[Start of Task data]

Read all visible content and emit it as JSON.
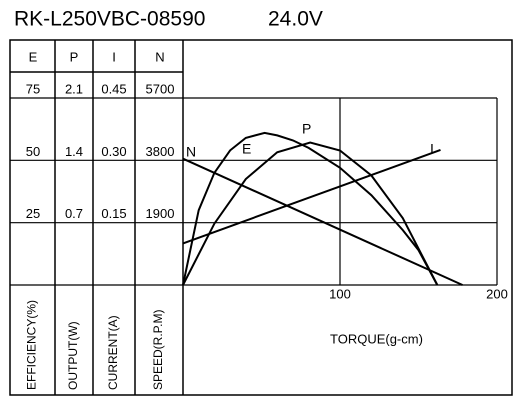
{
  "chart_data": {
    "type": "line",
    "title": "RK-L250VBC-08590",
    "voltage": "24.0V",
    "xlabel": "TORQUE(g-cm)",
    "xlim": [
      0,
      200
    ],
    "xticks": [
      100,
      200
    ],
    "axes": [
      {
        "name": "E",
        "label": "EFFICIENCY(%)",
        "ylim": [
          0,
          75
        ],
        "yticks": [
          25,
          50,
          75
        ]
      },
      {
        "name": "P",
        "label": "OUTPUT(W)",
        "ylim": [
          0,
          2.1
        ],
        "yticks": [
          0.7,
          1.4,
          2.1
        ]
      },
      {
        "name": "I",
        "label": "CURRENT(A)",
        "ylim": [
          0,
          0.45
        ],
        "yticks": [
          0.15,
          {
            "value": 0.3,
            "label": "0.30"
          },
          0.45
        ]
      },
      {
        "name": "N",
        "label": "SPEED(R.P.M)",
        "ylim": [
          0,
          5700
        ],
        "yticks": [
          1900,
          3800,
          5700
        ]
      }
    ],
    "series": [
      {
        "name": "N",
        "axis": 3,
        "x": [
          0,
          178
        ],
        "values": [
          3850,
          0
        ]
      },
      {
        "name": "E",
        "axis": 0,
        "x": [
          0,
          10,
          20,
          30,
          40,
          52,
          60,
          70,
          80,
          100,
          120,
          140,
          150,
          162
        ],
        "values": [
          0,
          30,
          45,
          54,
          59,
          61,
          60,
          58,
          55,
          47,
          36,
          22,
          14,
          0
        ]
      },
      {
        "name": "P",
        "axis": 1,
        "x": [
          0,
          20,
          40,
          60,
          81,
          100,
          120,
          140,
          162
        ],
        "values": [
          0,
          0.69,
          1.19,
          1.49,
          1.6,
          1.51,
          1.23,
          0.75,
          0
        ]
      },
      {
        "name": "I",
        "axis": 2,
        "x": [
          0,
          164
        ],
        "values": [
          0.1,
          0.325
        ]
      }
    ]
  }
}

[End of Task data]

== What is needed ==
Reproduce the full listing faithfully, but do not carry over any pictures.

== Solution for this problem ==
Read all visible content and emit it as JSON.
{
  "chart_data": {
    "type": "line",
    "title": "RK-L250VBC-08590",
    "voltage": "24.0V",
    "xlabel": "TORQUE(g-cm)",
    "xlim": [
      0,
      200
    ],
    "xticks": [
      100,
      200
    ],
    "axes": [
      {
        "name": "E",
        "label": "EFFICIENCY(%)",
        "ylim": [
          0,
          75
        ],
        "yticks": [
          25,
          50,
          75
        ]
      },
      {
        "name": "P",
        "label": "OUTPUT(W)",
        "ylim": [
          0,
          2.1
        ],
        "yticks": [
          0.7,
          1.4,
          2.1
        ]
      },
      {
        "name": "I",
        "label": "CURRENT(A)",
        "ylim": [
          0,
          0.45
        ],
        "yticks": [
          0.15,
          {
            "value": 0.3,
            "label": "0.30"
          },
          0.45
        ]
      },
      {
        "name": "N",
        "label": "SPEED(R.P.M)",
        "ylim": [
          0,
          5700
        ],
        "yticks": [
          1900,
          3800,
          5700
        ]
      }
    ],
    "series": [
      {
        "name": "N",
        "axis": 3,
        "x": [
          0,
          178
        ],
        "values": [
          3850,
          0
        ]
      },
      {
        "name": "E",
        "axis": 0,
        "x": [
          0,
          10,
          20,
          30,
          40,
          52,
          60,
          70,
          80,
          100,
          120,
          140,
          150,
          162
        ],
        "values": [
          0,
          30,
          45,
          54,
          59,
          61,
          60,
          58,
          55,
          47,
          36,
          22,
          14,
          0
        ]
      },
      {
        "name": "P",
        "axis": 1,
        "x": [
          0,
          20,
          40,
          60,
          81,
          100,
          120,
          140,
          162
        ],
        "values": [
          0,
          0.69,
          1.19,
          1.49,
          1.6,
          1.51,
          1.23,
          0.75,
          0
        ]
      },
      {
        "name": "I",
        "axis": 2,
        "x": [
          0,
          164
        ],
        "values": [
          0.1,
          0.325
        ]
      }
    ]
  }
}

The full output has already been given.